**Material provided**
□ □ □ □ □

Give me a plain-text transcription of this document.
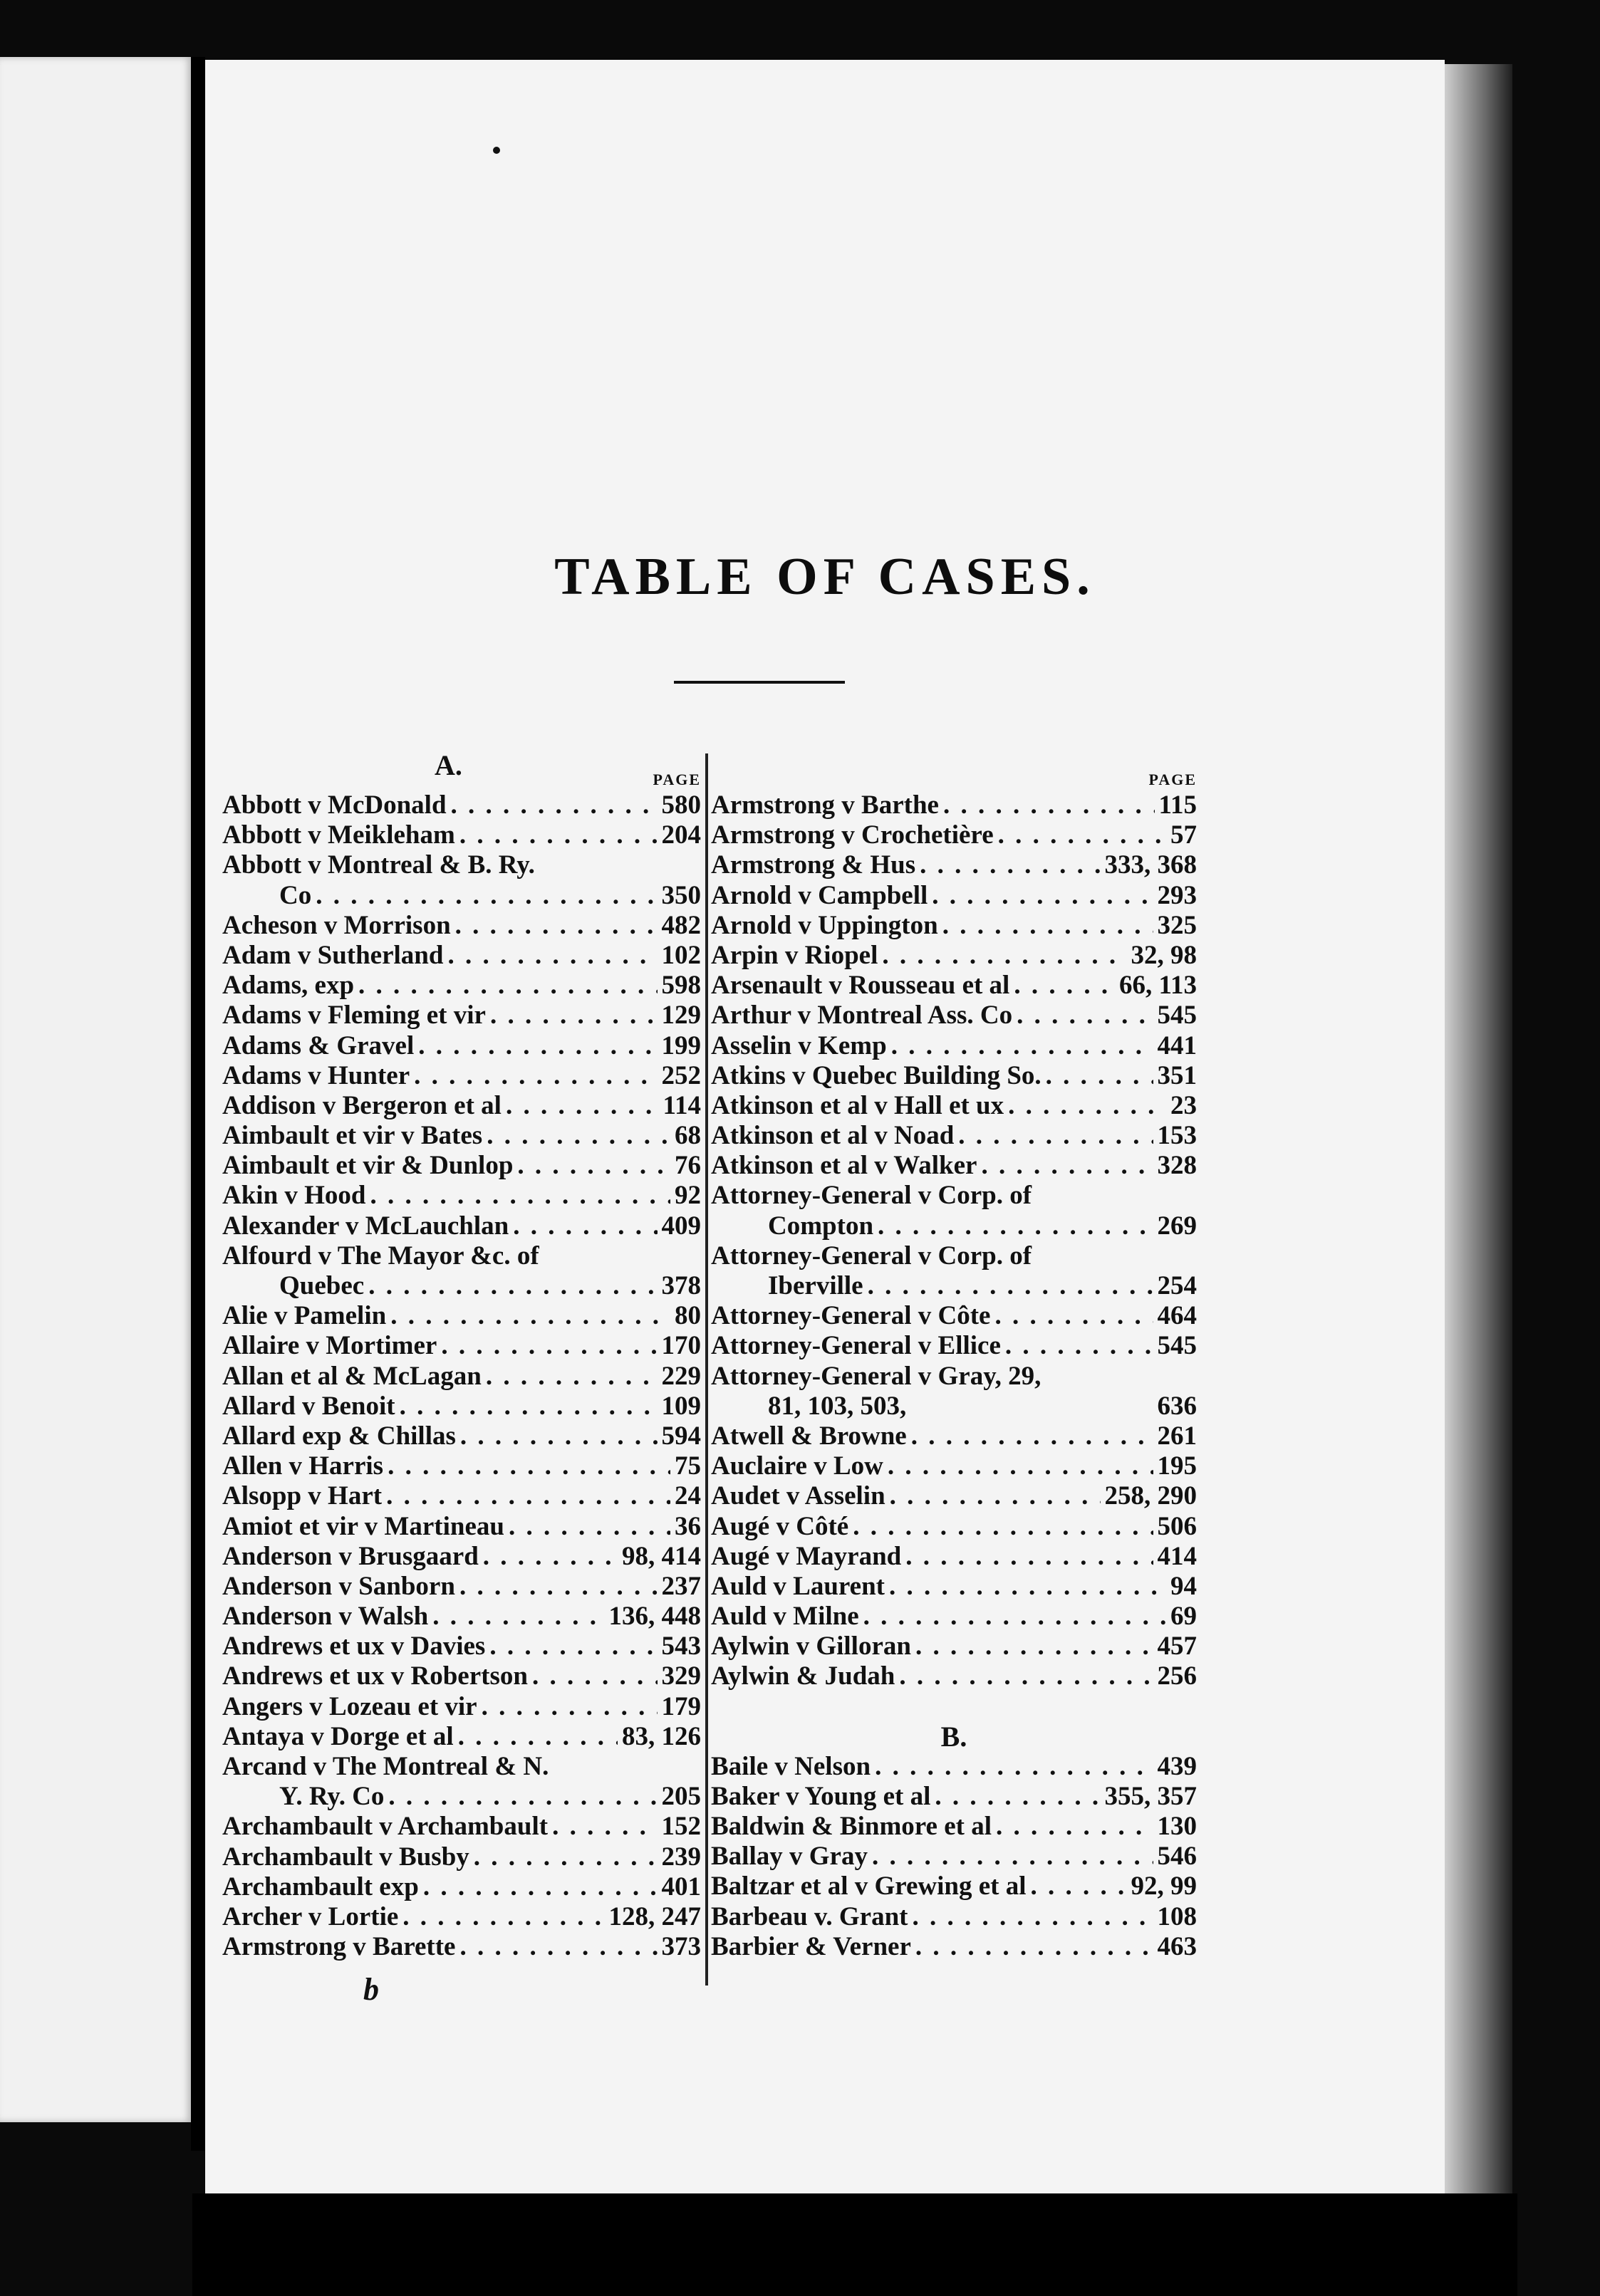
TABLE OF CASES.
A.	PAGE
Abbott v McDonald . . .	580
Abbott v Meikleham . . .	204
Abbott v Montreal & B. Ry.
Co . . .	350
Acheson v Morrison . . .	482
Adam v Sutherland . . .	102
Adams, exp . . .	598
Adams v Fleming et vir . . .	129
Adams & Gravel . . .	199
Adams v Hunter . . .	252
Addison v Bergeron et al . . .	114
Aimbault et vir v Bates . . .	68
Aimbault et vir & Dunlop . . .	76
Akin v Hood . . .	92
Alexander v McLauchlan . . .	409
Alfourd v The Mayor &c. of
Quebec . . .	378
Alie v Pamelin . . .	80
Allaire v Mortimer . . .	170
Allan et al & McLagan . . .	229
Allard v Benoit . . .	109
Allard exp & Chillas . . .	594
Allen v Harris . . .	75
Alsopp v Hart . . .	24
Amiot et vir v Martineau . . .	36
Anderson v Brusgaard . . .	98, 414
Anderson v Sanborn . . .	237
Anderson v Walsh . . .	136, 448
Andrews et ux v Davies . . .	543
Andrews et ux v Robertson . . .	329
Angers v Lozeau et vir . . .	179
Antaya v Dorge et al . . .	83, 126
Arcand v The Montreal & N.
Y. Ry. Co . . .	205
Archambault v Archambault . . .	152
Archambault v Busby . . .	239
Archambault exp . . .	401
Archer v Lortie . . .	128, 247
Armstrong v Barette . . .	373
PAGE
Armstrong v Barthe . . .	115
Armstrong v Crochetière . . .	57
Armstrong & Hus . . .	333, 368
Arnold v Campbell . . .	293
Arnold v Uppington . . .	325
Arpin v Riopel . . .	32, 98
Arsenault v Rousseau et al . . .	66, 113
Arthur v Montreal Ass. Co . . .	545
Asselin v Kemp . . .	441
Atkins v Quebec Building So. . . .	351
Atkinson et al v Hall et ux . . .	23
Atkinson et al v Noad . . .	153
Atkinson et al v Walker . . .	328
Attorney-General v Corp. of
Compton . . .	269
Attorney-General v Corp. of
Iberville . . .	254
Attorney-General v Côte . . .	464
Attorney-General v Ellice . . .	545
Attorney-General v Gray, 29,
81, 103, 503,	636
Atwell & Browne . . .	261
Auclaire v Low . . .	195
Audet v Asselin . . .	258, 290
Augé v Côté . . .	506
Augé v Mayrand . . .	414
Auld v Laurent . . .	94
Auld v Milne . . .	69
Aylwin v Gilloran . . .	457
Aylwin & Judah . . .	256
B.
Baile v Nelson . . .	439
Baker v Young et al . . .	355, 357
Baldwin & Binmore et al . . .	130
Ballay v Gray . . .	546
Baltzar et al v Grewing et al . . .	92, 99
Barbeau v. Grant . . .	108
Barbier & Verner . . .	463
b
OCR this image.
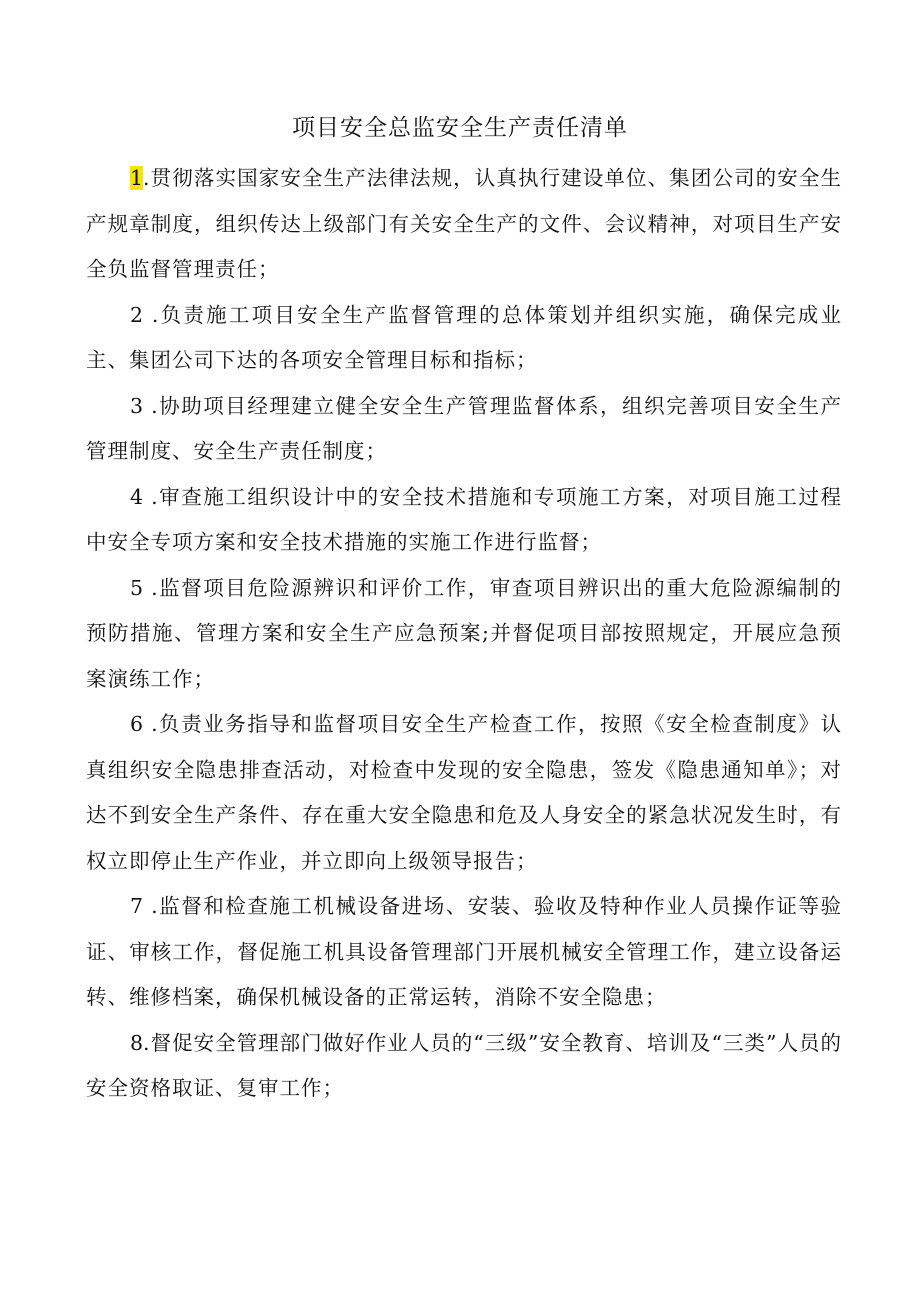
项目安全总监安全生产责任清单

1.贯彻落实国家安全生产法律法规，认真执行建设单位、集团公司的安全生产规章制度，组织传达上级部门有关安全生产的文件、会议精神，对项目生产安全负监督管理责任；

2 .负责施工项目安全生产监督管理的总体策划并组织实施，确保完成业主、集团公司下达的各项安全管理目标和指标；

3 .协助项目经理建立健全安全生产管理监督体系，组织完善项目安全生产管理制度、安全生产责任制度；

4 .审查施工组织设计中的安全技术措施和专项施工方案，对项目施工过程中安全专项方案和安全技术措施的实施工作进行监督；

5 .监督项目危险源辨识和评价工作，审查项目辨识出的重大危险源编制的预防措施、管理方案和安全生产应急预案;并督促项目部按照规定，开展应急预案演练工作；

6 .负责业务指导和监督项目安全生产检查工作，按照《安全检查制度》认真组织安全隐患排查活动，对检查中发现的安全隐患，签发《隐患通知单》；对达不到安全生产条件、存在重大安全隐患和危及人身安全的紧急状况发生时，有权立即停止生产作业，并立即向上级领导报告；

7 .监督和检查施工机械设备进场、安装、验收及特种作业人员操作证等验证、审核工作，督促施工机具设备管理部门开展机械安全管理工作，建立设备运转、维修档案，确保机械设备的正常运转，消除不安全隐患；

8.督促安全管理部门做好作业人员的“三级”安全教育、培训及“三类”人员的安全资格取证、复审工作；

□ □ □ □ □

**The problem**
All of the data above should be quoted exactly, except for the pictures.

**Task solution**
Give me a plain-text transcription of this document.
TABLE OF CASES.
A.	PAGE
Abbott v McDonald . . .	580
Abbott v Meikleham . . .	204
Abbott v Montreal & B. Ry.
Co . . .	350
Acheson v Morrison . . .	482
Adam v Sutherland . . .	102
Adams, exp . . .	598
Adams v Fleming et vir . . .	129
Adams & Gravel . . .	199
Adams v Hunter . . .	252
Addison v Bergeron et al . . .	114
Aimbault et vir v Bates . . .	68
Aimbault et vir & Dunlop . . .	76
Akin v Hood . . .	92
Alexander v McLauchlan . . .	409
Alfourd v The Mayor &c. of
Quebec . . .	378
Alie v Pamelin . . .	80
Allaire v Mortimer . . .	170
Allan et al & McLagan . . .	229
Allard v Benoit . . .	109
Allard exp & Chillas . . .	594
Allen v Harris . . .	75
Alsopp v Hart . . .	24
Amiot et vir v Martineau . . .	36
Anderson v Brusgaard . . .	98, 414
Anderson v Sanborn . . .	237
Anderson v Walsh . . .	136, 448
Andrews et ux v Davies . . .	543
Andrews et ux v Robertson . . .	329
Angers v Lozeau et vir . . .	179
Antaya v Dorge et al . . .	83, 126
Arcand v The Montreal & N.
Y. Ry. Co . . .	205
Archambault v Archambault . . .	152
Archambault v Busby . . .	239
Archambault exp . . .	401
Archer v Lortie . . .	128, 247
Armstrong v Barette . . .	373
PAGE
Armstrong v Barthe . . .	115
Armstrong v Crochetière . . .	57
Armstrong & Hus . . .	333, 368
Arnold v Campbell . . .	293
Arnold v Uppington . . .	325
Arpin v Riopel . . .	32, 98
Arsenault v Rousseau et al . . .	66, 113
Arthur v Montreal Ass. Co . . .	545
Asselin v Kemp . . .	441
Atkins v Quebec Building So. . . .	351
Atkinson et al v Hall et ux . . .	23
Atkinson et al v Noad . . .	153
Atkinson et al v Walker . . .	328
Attorney-General v Corp. of
Compton . . .	269
Attorney-General v Corp. of
Iberville . . .	254
Attorney-General v Côte . . .	464
Attorney-General v Ellice . . .	545
Attorney-General v Gray, 29,
81, 103, 503,	636
Atwell & Browne . . .	261
Auclaire v Low . . .	195
Audet v Asselin . . .	258, 290
Augé v Côté . . .	506
Augé v Mayrand . . .	414
Auld v Laurent . . .	94
Auld v Milne . . .	69
Aylwin v Gilloran . . .	457
Aylwin & Judah . . .	256
B.
Baile v Nelson . . .	439
Baker v Young et al . . .	355, 357
Baldwin & Binmore et al . . .	130
Ballay v Gray . . .	546
Baltzar et al v Grewing et al . . .	92, 99
Barbeau v. Grant . . .	108
Barbier & Verner . . .	463
b
OCR this image.
项目安全总监安全生产责任清单

1.贯彻落实国家安全生产法律法规，认真执行建设单位、集团公司的安全生产规章制度，组织传达上级部门有关安全生产的文件、会议精神，对项目生产安全负监督管理责任；

2 .负责施工项目安全生产监督管理的总体策划并组织实施，确保完成业主、集团公司下达的各项安全管理目标和指标；

3 .协助项目经理建立健全安全生产管理监督体系，组织完善项目安全生产管理制度、安全生产责任制度；

4 .审查施工组织设计中的安全技术措施和专项施工方案，对项目施工过程中安全专项方案和安全技术措施的实施工作进行监督；

5 .监督项目危险源辨识和评价工作，审查项目辨识出的重大危险源编制的预防措施、管理方案和安全生产应急预案;并督促项目部按照规定，开展应急预案演练工作；

6 .负责业务指导和监督项目安全生产检查工作，按照《安全检查制度》认真组织安全隐患排查活动，对检查中发现的安全隐患，签发《隐患通知单》；对达不到安全生产条件、存在重大安全隐患和危及人身安全的紧急状况发生时，有权立即停止生产作业，并立即向上级领导报告；

7 .监督和检查施工机械设备进场、安装、验收及特种作业人员操作证等验证、审核工作，督促施工机具设备管理部门开展机械安全管理工作，建立设备运转、维修档案，确保机械设备的正常运转，消除不安全隐患；

8.督促安全管理部门做好作业人员的“三级”安全教育、培训及“三类”人员的安全资格取证、复审工作；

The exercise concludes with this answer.